(Data records)
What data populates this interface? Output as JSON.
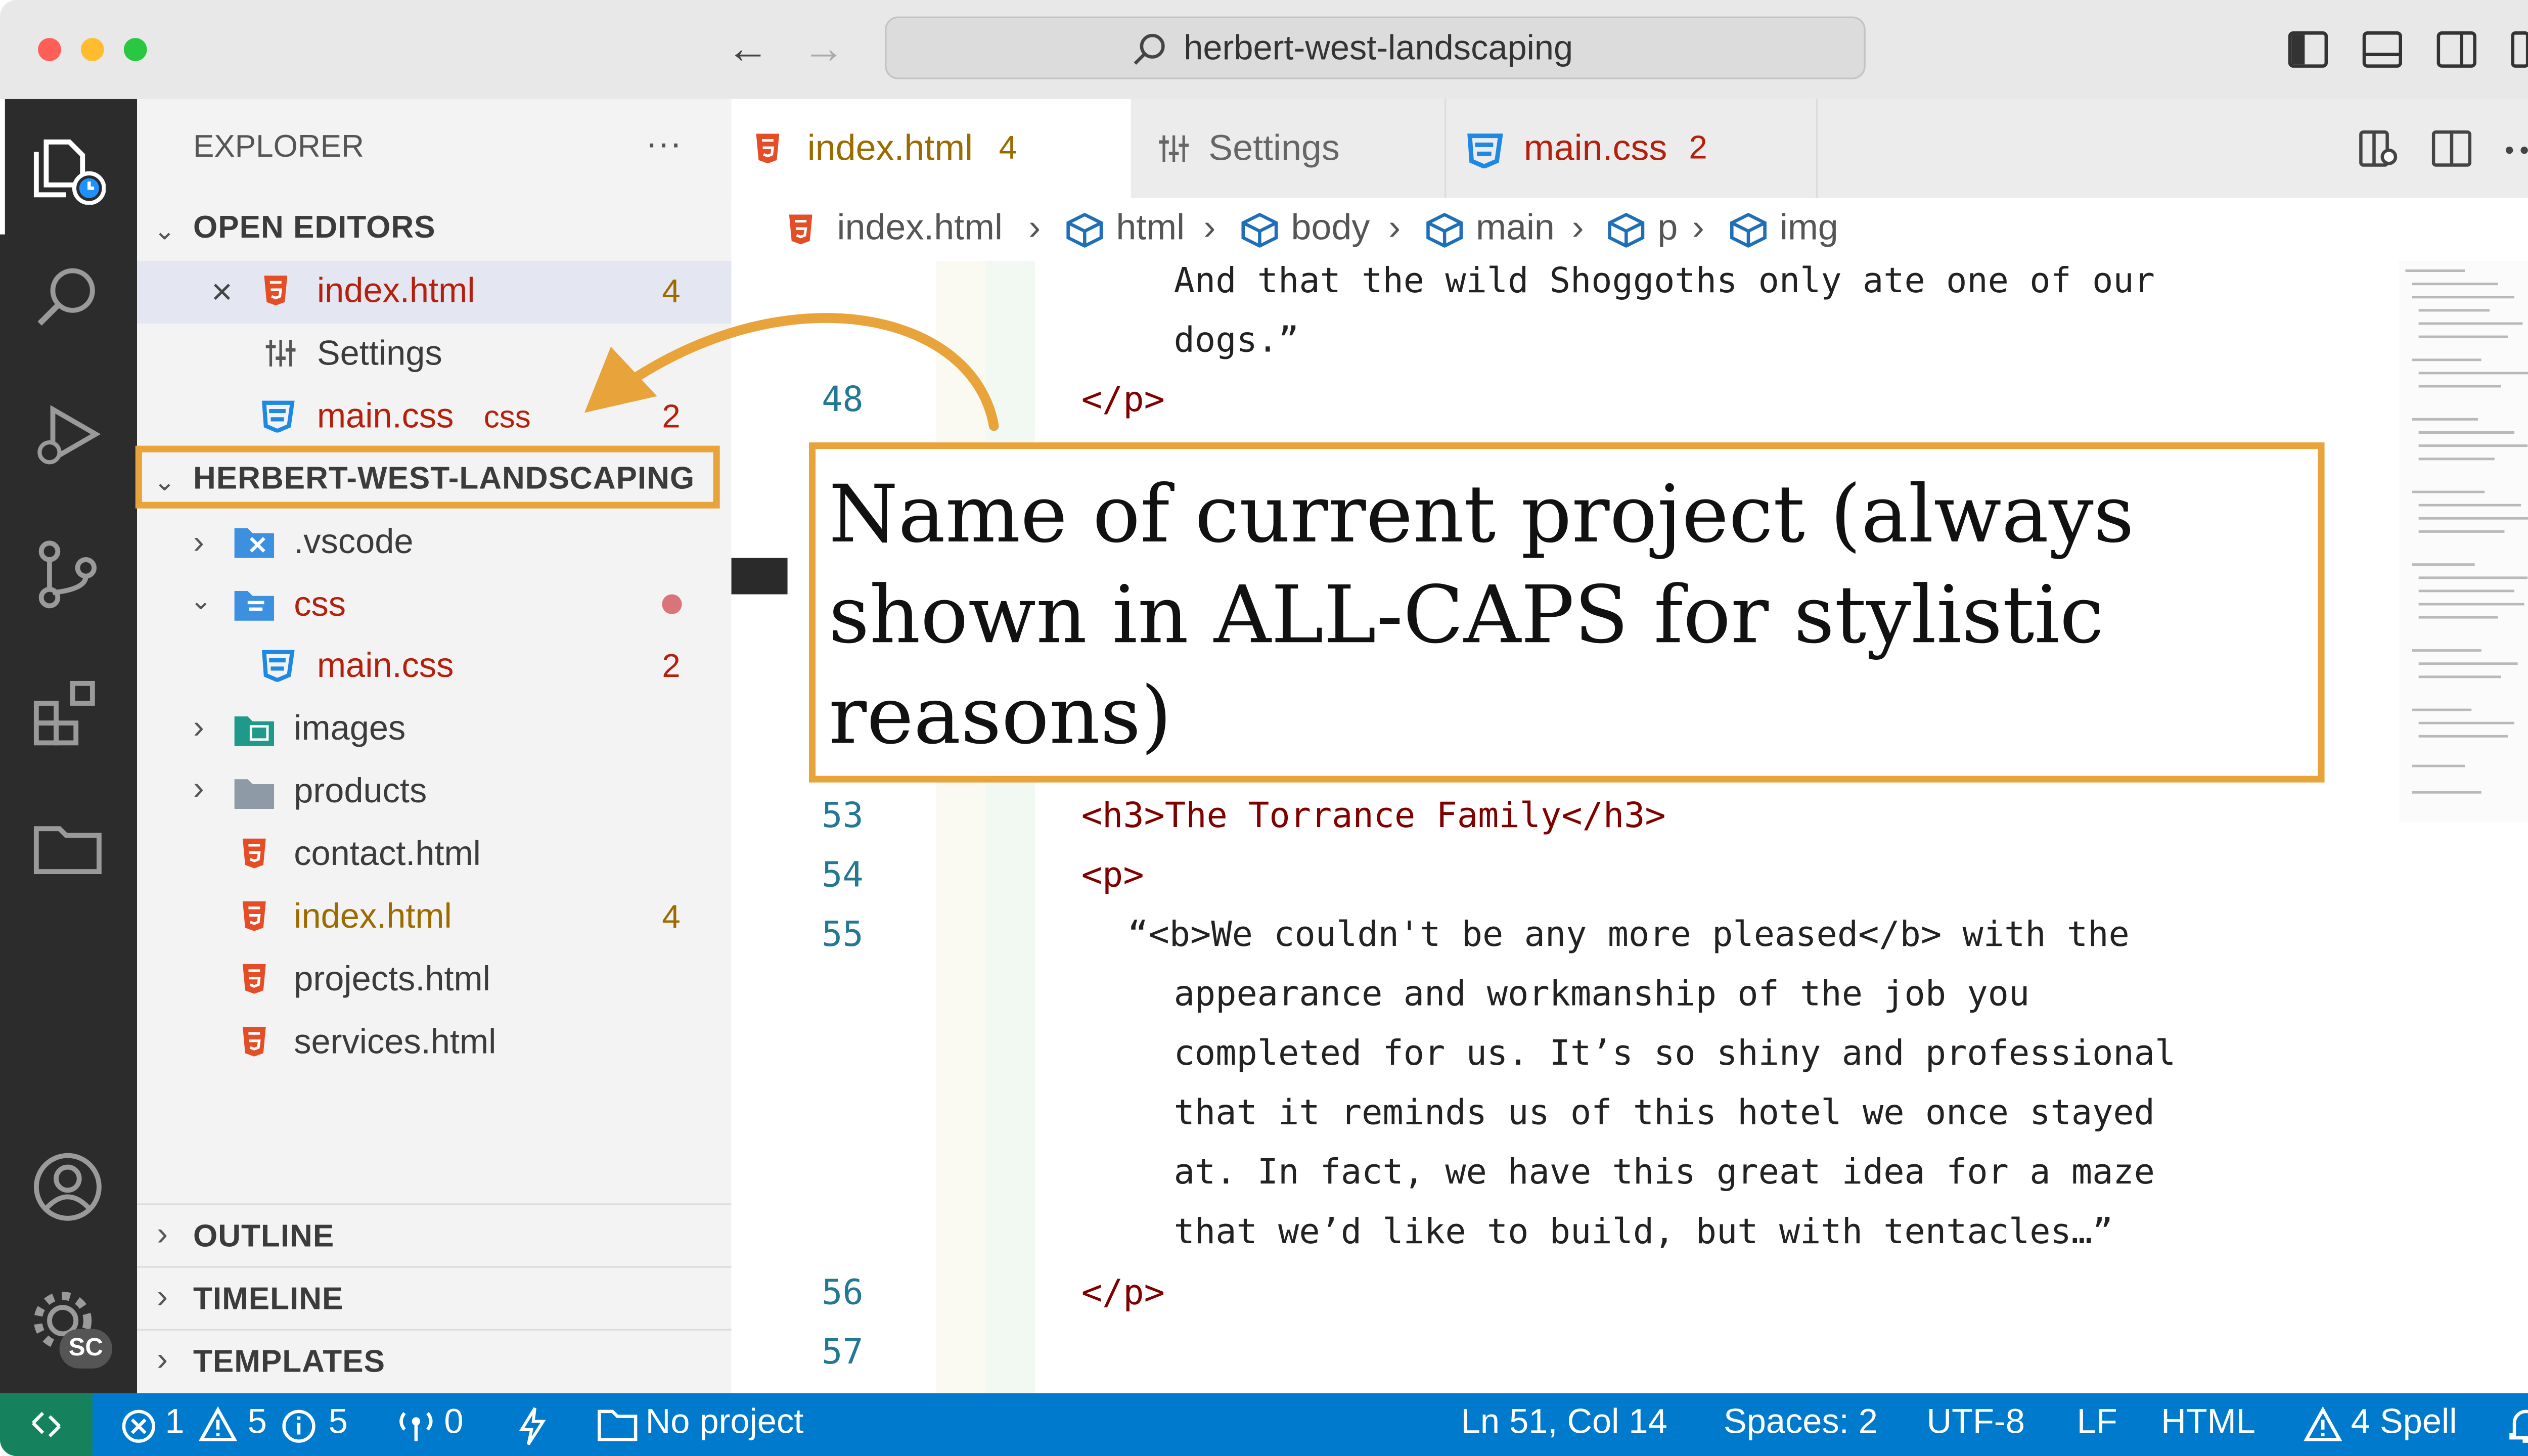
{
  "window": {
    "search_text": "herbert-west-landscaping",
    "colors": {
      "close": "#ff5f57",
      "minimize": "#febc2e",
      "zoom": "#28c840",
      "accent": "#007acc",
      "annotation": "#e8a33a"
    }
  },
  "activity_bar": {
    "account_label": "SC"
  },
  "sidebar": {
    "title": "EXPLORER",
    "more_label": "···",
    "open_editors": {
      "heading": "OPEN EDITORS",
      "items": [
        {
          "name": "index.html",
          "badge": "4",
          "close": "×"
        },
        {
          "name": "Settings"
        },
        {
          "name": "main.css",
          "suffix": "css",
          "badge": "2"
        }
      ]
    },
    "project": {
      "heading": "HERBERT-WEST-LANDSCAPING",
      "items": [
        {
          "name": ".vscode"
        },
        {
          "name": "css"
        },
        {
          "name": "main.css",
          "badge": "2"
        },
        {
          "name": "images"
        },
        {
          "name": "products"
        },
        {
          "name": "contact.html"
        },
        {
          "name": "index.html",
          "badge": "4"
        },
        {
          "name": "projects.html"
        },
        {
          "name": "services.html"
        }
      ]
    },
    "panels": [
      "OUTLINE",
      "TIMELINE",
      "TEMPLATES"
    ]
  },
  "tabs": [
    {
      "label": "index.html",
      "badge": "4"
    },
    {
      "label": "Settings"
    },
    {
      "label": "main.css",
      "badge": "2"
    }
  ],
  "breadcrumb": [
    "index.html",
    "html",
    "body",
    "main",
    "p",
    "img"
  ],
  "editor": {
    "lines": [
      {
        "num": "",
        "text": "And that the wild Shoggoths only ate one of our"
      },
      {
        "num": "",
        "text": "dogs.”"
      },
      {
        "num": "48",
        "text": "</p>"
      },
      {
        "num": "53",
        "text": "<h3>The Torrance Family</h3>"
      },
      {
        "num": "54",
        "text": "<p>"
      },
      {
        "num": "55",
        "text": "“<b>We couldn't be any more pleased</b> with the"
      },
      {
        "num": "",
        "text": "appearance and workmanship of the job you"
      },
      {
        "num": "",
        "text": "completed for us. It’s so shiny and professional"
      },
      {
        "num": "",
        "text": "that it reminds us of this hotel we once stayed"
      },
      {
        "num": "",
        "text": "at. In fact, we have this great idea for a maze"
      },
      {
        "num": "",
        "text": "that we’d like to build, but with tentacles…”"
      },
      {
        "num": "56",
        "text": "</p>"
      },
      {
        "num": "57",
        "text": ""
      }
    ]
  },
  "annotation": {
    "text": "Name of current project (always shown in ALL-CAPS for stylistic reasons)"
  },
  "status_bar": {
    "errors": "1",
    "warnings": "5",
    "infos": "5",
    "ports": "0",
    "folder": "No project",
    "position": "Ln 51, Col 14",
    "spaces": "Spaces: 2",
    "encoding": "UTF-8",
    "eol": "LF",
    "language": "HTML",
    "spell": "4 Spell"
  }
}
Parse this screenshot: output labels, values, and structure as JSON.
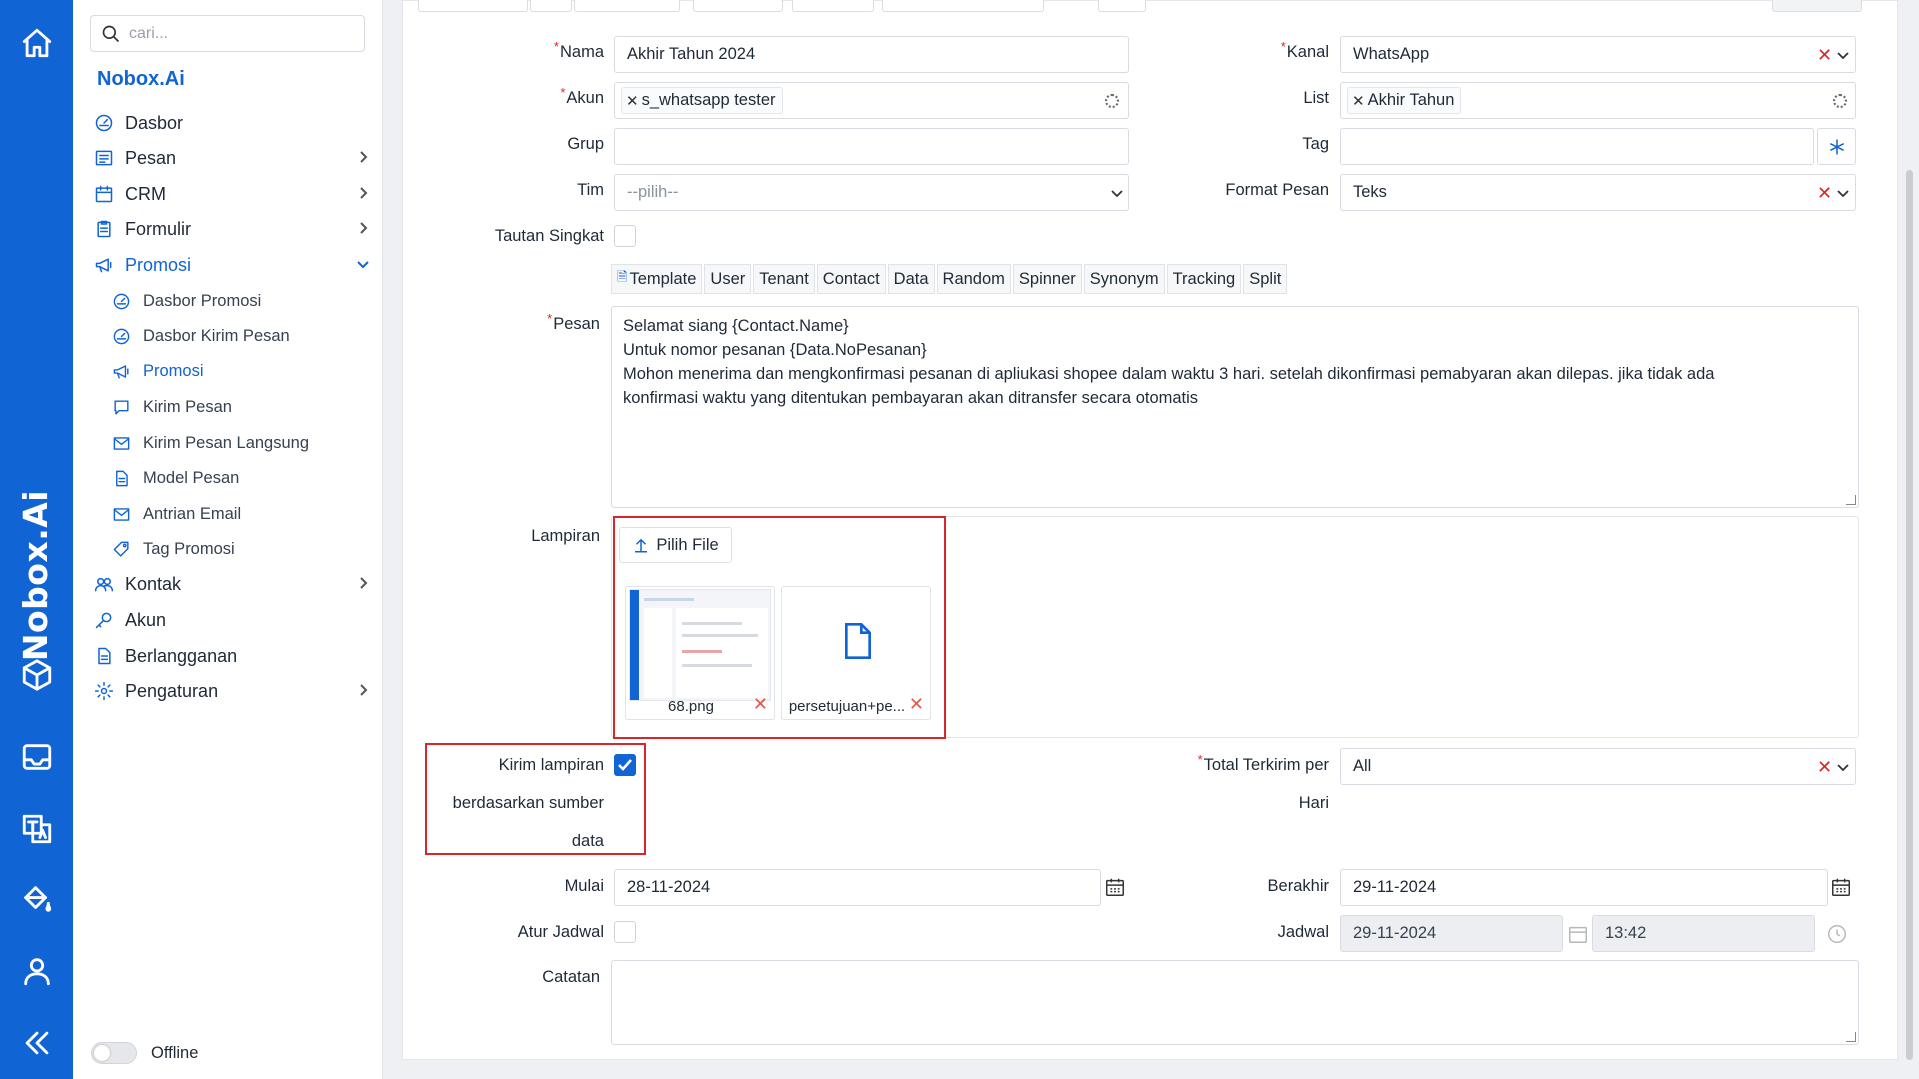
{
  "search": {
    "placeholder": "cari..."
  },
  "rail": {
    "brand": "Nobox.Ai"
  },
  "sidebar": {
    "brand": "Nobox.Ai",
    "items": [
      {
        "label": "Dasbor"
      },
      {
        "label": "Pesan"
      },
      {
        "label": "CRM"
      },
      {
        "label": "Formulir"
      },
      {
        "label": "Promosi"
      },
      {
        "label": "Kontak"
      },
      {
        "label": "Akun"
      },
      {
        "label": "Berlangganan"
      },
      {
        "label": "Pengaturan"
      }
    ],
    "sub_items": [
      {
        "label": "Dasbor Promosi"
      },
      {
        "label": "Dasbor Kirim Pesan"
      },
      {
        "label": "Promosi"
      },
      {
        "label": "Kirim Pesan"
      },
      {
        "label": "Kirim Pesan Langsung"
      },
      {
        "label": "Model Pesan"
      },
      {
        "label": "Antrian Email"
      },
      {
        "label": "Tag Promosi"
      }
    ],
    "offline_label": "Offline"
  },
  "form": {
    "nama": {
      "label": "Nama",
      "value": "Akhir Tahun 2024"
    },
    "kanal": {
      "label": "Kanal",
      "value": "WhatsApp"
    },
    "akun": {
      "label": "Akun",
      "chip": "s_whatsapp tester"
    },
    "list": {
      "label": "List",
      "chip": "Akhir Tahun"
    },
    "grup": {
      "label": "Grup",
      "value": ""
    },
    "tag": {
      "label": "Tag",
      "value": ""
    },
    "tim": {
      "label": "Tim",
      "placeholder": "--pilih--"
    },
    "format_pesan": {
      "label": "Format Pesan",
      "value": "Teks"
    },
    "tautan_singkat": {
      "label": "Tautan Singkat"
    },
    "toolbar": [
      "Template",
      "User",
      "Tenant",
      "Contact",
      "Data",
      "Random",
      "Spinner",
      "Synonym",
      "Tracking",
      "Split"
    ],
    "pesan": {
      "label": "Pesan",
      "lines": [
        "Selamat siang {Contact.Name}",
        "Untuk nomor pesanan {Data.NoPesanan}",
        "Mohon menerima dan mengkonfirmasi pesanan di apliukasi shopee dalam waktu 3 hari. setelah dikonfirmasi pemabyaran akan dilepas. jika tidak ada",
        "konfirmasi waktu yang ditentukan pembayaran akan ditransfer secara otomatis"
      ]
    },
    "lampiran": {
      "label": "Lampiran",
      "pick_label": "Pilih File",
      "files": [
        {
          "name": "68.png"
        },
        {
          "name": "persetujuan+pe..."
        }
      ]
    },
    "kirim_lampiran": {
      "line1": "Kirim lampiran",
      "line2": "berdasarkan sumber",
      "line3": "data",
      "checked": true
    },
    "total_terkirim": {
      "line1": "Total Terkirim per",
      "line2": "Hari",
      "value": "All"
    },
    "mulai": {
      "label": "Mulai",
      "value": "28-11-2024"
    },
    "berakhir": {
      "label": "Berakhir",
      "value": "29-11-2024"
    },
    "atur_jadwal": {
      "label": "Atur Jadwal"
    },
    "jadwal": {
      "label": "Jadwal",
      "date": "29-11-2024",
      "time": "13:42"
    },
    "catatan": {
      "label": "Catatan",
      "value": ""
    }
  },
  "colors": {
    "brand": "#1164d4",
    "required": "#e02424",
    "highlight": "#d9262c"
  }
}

* WHAT YOU WILL DO
Some lines of the records may hold the word "heading". How many do? Answer with a number and nothing else.

* RESPONSE TO THE EXERCISE
2